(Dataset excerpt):
"""

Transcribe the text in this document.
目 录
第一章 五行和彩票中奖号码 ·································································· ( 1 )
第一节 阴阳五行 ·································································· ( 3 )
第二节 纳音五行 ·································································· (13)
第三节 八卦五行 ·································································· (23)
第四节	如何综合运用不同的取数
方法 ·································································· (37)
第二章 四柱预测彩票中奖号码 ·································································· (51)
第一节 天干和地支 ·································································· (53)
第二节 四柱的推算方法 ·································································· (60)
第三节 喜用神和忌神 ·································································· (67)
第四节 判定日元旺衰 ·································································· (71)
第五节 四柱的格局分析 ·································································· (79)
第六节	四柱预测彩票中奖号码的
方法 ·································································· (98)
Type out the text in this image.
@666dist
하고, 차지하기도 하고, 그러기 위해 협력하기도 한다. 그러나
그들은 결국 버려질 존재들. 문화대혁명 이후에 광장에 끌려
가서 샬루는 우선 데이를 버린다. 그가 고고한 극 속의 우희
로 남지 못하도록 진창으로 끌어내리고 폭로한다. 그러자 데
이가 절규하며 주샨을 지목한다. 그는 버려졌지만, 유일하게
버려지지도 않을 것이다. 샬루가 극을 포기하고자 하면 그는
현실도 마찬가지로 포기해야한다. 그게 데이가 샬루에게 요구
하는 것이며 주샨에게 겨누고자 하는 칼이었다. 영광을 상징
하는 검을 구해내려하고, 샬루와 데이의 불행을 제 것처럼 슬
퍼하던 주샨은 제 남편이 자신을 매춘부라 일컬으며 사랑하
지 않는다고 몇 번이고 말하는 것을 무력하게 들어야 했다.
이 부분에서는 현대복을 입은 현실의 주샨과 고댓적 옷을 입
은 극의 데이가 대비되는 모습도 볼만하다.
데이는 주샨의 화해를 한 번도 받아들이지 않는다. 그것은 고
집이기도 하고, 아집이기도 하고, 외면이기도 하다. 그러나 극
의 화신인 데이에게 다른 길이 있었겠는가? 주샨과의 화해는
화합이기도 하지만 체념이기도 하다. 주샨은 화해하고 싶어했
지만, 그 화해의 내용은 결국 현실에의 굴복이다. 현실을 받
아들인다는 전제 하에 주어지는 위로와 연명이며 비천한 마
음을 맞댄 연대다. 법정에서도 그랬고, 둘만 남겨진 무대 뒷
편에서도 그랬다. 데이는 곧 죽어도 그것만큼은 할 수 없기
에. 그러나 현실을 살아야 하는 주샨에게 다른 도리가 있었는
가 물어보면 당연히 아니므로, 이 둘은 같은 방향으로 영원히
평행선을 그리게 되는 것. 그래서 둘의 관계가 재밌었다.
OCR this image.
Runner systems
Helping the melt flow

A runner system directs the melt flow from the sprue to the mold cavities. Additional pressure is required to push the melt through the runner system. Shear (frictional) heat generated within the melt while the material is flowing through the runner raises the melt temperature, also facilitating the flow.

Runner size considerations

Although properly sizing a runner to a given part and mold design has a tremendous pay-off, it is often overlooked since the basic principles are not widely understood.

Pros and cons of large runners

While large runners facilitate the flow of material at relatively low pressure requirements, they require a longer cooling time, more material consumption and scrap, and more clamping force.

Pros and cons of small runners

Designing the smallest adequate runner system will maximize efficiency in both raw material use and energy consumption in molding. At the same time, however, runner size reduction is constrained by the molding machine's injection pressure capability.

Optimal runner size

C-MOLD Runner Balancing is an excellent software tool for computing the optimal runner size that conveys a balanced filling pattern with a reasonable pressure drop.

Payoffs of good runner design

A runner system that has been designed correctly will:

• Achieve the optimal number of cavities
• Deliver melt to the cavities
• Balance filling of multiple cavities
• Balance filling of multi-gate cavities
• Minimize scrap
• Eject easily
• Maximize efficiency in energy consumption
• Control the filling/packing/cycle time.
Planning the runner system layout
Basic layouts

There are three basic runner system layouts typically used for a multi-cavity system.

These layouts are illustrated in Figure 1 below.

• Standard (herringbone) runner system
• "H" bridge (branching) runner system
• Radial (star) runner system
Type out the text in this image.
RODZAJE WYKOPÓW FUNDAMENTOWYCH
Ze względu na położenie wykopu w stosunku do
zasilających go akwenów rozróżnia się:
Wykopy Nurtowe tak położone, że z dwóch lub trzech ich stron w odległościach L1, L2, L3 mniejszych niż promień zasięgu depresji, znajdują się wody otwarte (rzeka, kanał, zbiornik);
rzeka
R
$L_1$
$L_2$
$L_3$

"""

(What you have to do): Exactly reproduce every line found in the records.

(Answer below):
Transcribe the text in this document.
目 录
第一章 五行和彩票中奖号码 ·································································· ( 1 )
第一节 阴阳五行 ·································································· ( 3 )
第二节 纳音五行 ·································································· (13)
第三节 八卦五行 ·································································· (23)
第四节	如何综合运用不同的取数
方法 ·································································· (37)
第二章 四柱预测彩票中奖号码 ·································································· (51)
第一节 天干和地支 ·································································· (53)
第二节 四柱的推算方法 ·································································· (60)
第三节 喜用神和忌神 ·································································· (67)
第四节 判定日元旺衰 ·································································· (71)
第五节 四柱的格局分析 ·································································· (79)
第六节	四柱预测彩票中奖号码的
方法 ·································································· (98)
Type out the text in this image.
@666dist
하고, 차지하기도 하고, 그러기 위해 협력하기도 한다. 그러나
그들은 결국 버려질 존재들. 문화대혁명 이후에 광장에 끌려
가서 샬루는 우선 데이를 버린다. 그가 고고한 극 속의 우희
로 남지 못하도록 진창으로 끌어내리고 폭로한다. 그러자 데
이가 절규하며 주샨을 지목한다. 그는 버려졌지만, 유일하게
버려지지도 않을 것이다. 샬루가 극을 포기하고자 하면 그는
현실도 마찬가지로 포기해야한다. 그게 데이가 샬루에게 요구
하는 것이며 주샨에게 겨누고자 하는 칼이었다. 영광을 상징
하는 검을 구해내려하고, 샬루와 데이의 불행을 제 것처럼 슬
퍼하던 주샨은 제 남편이 자신을 매춘부라 일컬으며 사랑하
지 않는다고 몇 번이고 말하는 것을 무력하게 들어야 했다.
이 부분에서는 현대복을 입은 현실의 주샨과 고댓적 옷을 입
은 극의 데이가 대비되는 모습도 볼만하다.
데이는 주샨의 화해를 한 번도 받아들이지 않는다. 그것은 고
집이기도 하고, 아집이기도 하고, 외면이기도 하다. 그러나 극
의 화신인 데이에게 다른 길이 있었겠는가? 주샨과의 화해는
화합이기도 하지만 체념이기도 하다. 주샨은 화해하고 싶어했
지만, 그 화해의 내용은 결국 현실에의 굴복이다. 현실을 받
아들인다는 전제 하에 주어지는 위로와 연명이며 비천한 마
음을 맞댄 연대다. 법정에서도 그랬고, 둘만 남겨진 무대 뒷
편에서도 그랬다. 데이는 곧 죽어도 그것만큼은 할 수 없기
에. 그러나 현실을 살아야 하는 주샨에게 다른 도리가 있었는
가 물어보면 당연히 아니므로, 이 둘은 같은 방향으로 영원히
평행선을 그리게 되는 것. 그래서 둘의 관계가 재밌었다.
OCR this image.
Runner systems
Helping the melt flow

A runner system directs the melt flow from the sprue to the mold cavities. Additional pressure is required to push the melt through the runner system. Shear (frictional) heat generated within the melt while the material is flowing through the runner raises the melt temperature, also facilitating the flow.

Runner size considerations

Although properly sizing a runner to a given part and mold design has a tremendous pay-off, it is often overlooked since the basic principles are not widely understood.

Pros and cons of large runners

While large runners facilitate the flow of material at relatively low pressure requirements, they require a longer cooling time, more material consumption and scrap, and more clamping force.

Pros and cons of small runners

Designing the smallest adequate runner system will maximize efficiency in both raw material use and energy consumption in molding. At the same time, however, runner size reduction is constrained by the molding machine's injection pressure capability.

Optimal runner size

C-MOLD Runner Balancing is an excellent software tool for computing the optimal runner size that conveys a balanced filling pattern with a reasonable pressure drop.

Payoffs of good runner design

A runner system that has been designed correctly will:

• Achieve the optimal number of cavities
• Deliver melt to the cavities
• Balance filling of multiple cavities
• Balance filling of multi-gate cavities
• Minimize scrap
• Eject easily
• Maximize efficiency in energy consumption
• Control the filling/packing/cycle time.
Planning the runner system layout
Basic layouts

There are three basic runner system layouts typically used for a multi-cavity system.

These layouts are illustrated in Figure 1 below.

• Standard (herringbone) runner system
• "H" bridge (branching) runner system
• Radial (star) runner system
Type out the text in this image.
RODZAJE WYKOPÓW FUNDAMENTOWYCH
Ze względu na położenie wykopu w stosunku do
zasilających go akwenów rozróżnia się:
Wykopy Nurtowe tak położone, że z dwóch lub trzech ich stron w odległościach L1, L2, L3 mniejszych niż promień zasięgu depresji, znajdują się wody otwarte (rzeka, kanał, zbiornik);
rzeka
R
$L_1$
$L_2$
$L_3$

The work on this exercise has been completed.